● Exercise instructions
Find and copy lines holding "Softmax".

::::::::

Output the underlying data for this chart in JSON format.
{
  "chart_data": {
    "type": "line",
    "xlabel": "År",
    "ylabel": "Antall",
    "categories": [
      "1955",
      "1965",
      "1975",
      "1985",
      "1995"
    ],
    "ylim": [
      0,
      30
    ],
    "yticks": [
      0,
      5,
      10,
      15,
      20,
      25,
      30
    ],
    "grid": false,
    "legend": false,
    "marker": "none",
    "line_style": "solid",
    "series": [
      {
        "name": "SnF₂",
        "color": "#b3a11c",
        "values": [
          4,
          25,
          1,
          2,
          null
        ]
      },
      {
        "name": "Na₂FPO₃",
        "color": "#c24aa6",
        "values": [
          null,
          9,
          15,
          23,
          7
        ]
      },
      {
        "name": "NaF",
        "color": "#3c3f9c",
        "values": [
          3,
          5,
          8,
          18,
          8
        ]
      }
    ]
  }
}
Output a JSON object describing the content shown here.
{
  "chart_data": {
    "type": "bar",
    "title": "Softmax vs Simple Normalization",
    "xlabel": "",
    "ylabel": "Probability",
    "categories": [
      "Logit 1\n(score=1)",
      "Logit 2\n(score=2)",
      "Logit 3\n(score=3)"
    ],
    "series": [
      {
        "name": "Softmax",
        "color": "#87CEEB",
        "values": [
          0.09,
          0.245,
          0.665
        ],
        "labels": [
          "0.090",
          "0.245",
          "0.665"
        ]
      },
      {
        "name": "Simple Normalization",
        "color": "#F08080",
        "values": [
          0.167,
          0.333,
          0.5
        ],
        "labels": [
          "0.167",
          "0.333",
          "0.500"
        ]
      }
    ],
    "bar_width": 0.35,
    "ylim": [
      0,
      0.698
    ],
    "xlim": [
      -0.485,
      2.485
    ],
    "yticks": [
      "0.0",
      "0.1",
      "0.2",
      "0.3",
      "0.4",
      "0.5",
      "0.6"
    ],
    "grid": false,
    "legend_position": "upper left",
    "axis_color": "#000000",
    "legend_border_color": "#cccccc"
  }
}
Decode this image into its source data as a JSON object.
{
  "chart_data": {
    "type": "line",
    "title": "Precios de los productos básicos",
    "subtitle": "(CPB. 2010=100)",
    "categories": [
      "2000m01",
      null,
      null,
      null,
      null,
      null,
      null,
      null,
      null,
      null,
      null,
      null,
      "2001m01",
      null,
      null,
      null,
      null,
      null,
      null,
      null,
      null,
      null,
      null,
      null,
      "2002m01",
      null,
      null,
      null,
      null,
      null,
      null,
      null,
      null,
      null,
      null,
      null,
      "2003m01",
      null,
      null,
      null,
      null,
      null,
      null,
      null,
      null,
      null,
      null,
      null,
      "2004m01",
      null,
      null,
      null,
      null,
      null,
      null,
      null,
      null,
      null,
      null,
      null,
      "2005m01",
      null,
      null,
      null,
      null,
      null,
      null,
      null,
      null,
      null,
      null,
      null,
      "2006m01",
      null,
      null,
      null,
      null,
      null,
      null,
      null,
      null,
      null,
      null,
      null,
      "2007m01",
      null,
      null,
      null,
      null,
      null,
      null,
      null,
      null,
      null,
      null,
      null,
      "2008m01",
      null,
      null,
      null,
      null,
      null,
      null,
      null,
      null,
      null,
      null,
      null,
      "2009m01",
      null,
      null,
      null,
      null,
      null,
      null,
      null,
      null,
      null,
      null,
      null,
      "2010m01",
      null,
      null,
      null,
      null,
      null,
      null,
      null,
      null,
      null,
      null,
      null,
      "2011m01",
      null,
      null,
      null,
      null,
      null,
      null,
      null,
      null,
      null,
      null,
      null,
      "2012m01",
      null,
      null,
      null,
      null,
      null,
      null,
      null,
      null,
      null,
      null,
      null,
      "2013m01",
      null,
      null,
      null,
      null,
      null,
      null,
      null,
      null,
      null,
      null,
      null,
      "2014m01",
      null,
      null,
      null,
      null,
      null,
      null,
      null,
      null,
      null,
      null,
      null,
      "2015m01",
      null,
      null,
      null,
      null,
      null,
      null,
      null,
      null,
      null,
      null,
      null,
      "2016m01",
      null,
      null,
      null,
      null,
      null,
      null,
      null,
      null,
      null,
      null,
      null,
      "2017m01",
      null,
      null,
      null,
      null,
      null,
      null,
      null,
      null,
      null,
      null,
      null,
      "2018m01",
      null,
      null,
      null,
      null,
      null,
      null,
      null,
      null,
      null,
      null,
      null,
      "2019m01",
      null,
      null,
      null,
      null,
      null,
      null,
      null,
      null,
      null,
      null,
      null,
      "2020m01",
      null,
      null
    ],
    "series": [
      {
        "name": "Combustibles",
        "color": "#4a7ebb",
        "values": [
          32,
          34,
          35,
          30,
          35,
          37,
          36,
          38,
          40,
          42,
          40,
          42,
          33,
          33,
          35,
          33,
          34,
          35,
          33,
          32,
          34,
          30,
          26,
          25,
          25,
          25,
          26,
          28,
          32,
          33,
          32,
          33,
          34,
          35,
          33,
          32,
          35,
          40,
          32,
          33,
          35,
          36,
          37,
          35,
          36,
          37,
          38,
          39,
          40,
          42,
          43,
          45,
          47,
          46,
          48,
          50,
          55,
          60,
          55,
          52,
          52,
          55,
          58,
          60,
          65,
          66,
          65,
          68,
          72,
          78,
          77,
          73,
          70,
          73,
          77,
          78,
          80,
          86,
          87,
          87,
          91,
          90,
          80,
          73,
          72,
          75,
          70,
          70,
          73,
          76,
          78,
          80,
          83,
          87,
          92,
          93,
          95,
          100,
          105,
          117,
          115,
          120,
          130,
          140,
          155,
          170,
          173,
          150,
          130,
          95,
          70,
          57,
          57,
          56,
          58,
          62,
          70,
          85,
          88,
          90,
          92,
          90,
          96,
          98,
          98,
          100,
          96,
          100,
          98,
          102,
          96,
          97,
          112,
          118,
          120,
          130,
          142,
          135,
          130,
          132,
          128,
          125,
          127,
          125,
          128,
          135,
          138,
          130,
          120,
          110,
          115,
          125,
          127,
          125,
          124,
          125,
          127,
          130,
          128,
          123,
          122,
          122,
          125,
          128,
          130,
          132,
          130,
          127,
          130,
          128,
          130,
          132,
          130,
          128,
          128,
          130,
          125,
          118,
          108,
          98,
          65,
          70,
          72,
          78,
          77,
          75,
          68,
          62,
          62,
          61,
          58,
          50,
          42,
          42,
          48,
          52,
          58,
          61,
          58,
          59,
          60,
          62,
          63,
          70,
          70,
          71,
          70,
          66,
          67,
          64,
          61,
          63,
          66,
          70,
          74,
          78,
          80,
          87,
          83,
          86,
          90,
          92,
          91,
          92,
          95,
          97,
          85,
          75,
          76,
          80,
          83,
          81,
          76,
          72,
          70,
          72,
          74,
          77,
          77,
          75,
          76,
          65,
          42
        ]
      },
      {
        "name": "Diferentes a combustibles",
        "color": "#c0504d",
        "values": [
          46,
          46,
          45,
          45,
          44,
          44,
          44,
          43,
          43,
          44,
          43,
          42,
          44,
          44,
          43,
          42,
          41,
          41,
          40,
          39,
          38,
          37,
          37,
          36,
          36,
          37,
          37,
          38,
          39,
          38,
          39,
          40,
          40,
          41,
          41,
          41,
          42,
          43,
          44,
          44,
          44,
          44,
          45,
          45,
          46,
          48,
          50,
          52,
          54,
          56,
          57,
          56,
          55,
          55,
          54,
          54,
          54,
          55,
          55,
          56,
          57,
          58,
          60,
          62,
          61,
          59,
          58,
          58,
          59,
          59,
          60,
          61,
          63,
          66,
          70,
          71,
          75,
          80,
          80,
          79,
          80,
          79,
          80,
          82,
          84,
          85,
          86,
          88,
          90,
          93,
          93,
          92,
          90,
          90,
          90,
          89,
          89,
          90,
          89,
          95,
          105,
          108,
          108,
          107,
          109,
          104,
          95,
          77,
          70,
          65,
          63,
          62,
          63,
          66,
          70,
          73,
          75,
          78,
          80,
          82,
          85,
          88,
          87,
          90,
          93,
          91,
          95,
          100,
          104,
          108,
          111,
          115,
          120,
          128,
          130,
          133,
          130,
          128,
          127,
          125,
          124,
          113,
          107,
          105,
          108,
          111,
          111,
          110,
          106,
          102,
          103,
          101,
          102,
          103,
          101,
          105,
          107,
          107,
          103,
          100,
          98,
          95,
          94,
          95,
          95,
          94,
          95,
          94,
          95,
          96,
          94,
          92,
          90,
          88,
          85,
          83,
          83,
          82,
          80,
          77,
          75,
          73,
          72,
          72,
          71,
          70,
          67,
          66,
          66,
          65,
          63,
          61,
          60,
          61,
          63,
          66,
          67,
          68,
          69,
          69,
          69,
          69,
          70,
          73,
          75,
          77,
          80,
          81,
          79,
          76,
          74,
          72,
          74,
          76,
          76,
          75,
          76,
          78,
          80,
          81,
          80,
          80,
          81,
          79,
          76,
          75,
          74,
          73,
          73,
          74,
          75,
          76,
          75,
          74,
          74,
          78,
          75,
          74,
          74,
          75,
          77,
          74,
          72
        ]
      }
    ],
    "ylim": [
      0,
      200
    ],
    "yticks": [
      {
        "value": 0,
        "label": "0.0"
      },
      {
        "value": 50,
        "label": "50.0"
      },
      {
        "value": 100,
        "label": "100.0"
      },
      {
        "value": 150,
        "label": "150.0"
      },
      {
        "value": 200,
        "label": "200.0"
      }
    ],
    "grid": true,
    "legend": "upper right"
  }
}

::::::::

● Exercise result
    "title": "Softmax vs Simple Normalization",
        "name": "Softmax",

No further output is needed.